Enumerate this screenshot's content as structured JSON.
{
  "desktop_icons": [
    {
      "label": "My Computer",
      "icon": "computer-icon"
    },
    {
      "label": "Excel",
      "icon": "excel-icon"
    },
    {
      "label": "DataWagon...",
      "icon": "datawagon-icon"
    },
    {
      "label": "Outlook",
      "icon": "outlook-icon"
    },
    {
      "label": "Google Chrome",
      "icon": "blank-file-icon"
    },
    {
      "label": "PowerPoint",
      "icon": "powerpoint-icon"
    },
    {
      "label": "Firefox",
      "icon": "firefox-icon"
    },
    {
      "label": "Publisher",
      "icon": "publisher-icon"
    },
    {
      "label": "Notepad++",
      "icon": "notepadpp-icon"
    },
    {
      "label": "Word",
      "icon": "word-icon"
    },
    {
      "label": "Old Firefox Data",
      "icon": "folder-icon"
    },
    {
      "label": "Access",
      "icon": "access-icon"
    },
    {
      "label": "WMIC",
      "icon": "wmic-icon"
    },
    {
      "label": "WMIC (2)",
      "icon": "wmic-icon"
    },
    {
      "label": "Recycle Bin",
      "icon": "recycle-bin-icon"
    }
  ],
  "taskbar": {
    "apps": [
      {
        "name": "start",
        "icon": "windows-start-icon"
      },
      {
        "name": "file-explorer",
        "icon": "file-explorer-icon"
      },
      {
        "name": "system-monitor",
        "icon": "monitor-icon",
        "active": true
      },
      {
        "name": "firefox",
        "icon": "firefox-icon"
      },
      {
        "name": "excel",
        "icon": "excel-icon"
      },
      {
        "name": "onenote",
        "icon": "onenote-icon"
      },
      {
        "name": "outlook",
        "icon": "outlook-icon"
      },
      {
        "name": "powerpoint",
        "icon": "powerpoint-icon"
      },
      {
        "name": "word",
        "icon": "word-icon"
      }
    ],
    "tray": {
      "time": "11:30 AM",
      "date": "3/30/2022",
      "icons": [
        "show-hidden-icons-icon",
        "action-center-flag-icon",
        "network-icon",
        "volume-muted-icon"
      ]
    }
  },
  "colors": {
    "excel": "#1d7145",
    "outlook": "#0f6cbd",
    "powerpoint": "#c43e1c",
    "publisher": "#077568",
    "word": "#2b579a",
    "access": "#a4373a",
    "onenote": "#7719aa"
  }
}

Task description: Can you reproduce all the material exactly?

In response:
Enumerate this screenshot's content as structured JSON.
{
  "desktop_icons": [
    {
      "label": "My Computer",
      "icon": "computer-icon"
    },
    {
      "label": "Excel",
      "icon": "excel-icon"
    },
    {
      "label": "DataWagon...",
      "icon": "datawagon-icon"
    },
    {
      "label": "Outlook",
      "icon": "outlook-icon"
    },
    {
      "label": "Google Chrome",
      "icon": "blank-file-icon"
    },
    {
      "label": "PowerPoint",
      "icon": "powerpoint-icon"
    },
    {
      "label": "Firefox",
      "icon": "firefox-icon"
    },
    {
      "label": "Publisher",
      "icon": "publisher-icon"
    },
    {
      "label": "Notepad++",
      "icon": "notepadpp-icon"
    },
    {
      "label": "Word",
      "icon": "word-icon"
    },
    {
      "label": "Old Firefox Data",
      "icon": "folder-icon"
    },
    {
      "label": "Access",
      "icon": "access-icon"
    },
    {
      "label": "WMIC",
      "icon": "wmic-icon"
    },
    {
      "label": "WMIC (2)",
      "icon": "wmic-icon"
    },
    {
      "label": "Recycle Bin",
      "icon": "recycle-bin-icon"
    }
  ],
  "taskbar": {
    "apps": [
      {
        "name": "start",
        "icon": "windows-start-icon"
      },
      {
        "name": "file-explorer",
        "icon": "file-explorer-icon"
      },
      {
        "name": "system-monitor",
        "icon": "monitor-icon",
        "active": true
      },
      {
        "name": "firefox",
        "icon": "firefox-icon"
      },
      {
        "name": "excel",
        "icon": "excel-icon"
      },
      {
        "name": "onenote",
        "icon": "onenote-icon"
      },
      {
        "name": "outlook",
        "icon": "outlook-icon"
      },
      {
        "name": "powerpoint",
        "icon": "powerpoint-icon"
      },
      {
        "name": "word",
        "icon": "word-icon"
      }
    ],
    "tray": {
      "time": "11:30 AM",
      "date": "3/30/2022",
      "icons": [
        "show-hidden-icons-icon",
        "action-center-flag-icon",
        "network-icon",
        "volume-muted-icon"
      ]
    }
  },
  "colors": {
    "excel": "#1d7145",
    "outlook": "#0f6cbd",
    "powerpoint": "#c43e1c",
    "publisher": "#077568",
    "word": "#2b579a",
    "access": "#a4373a",
    "onenote": "#7719aa"
  }
}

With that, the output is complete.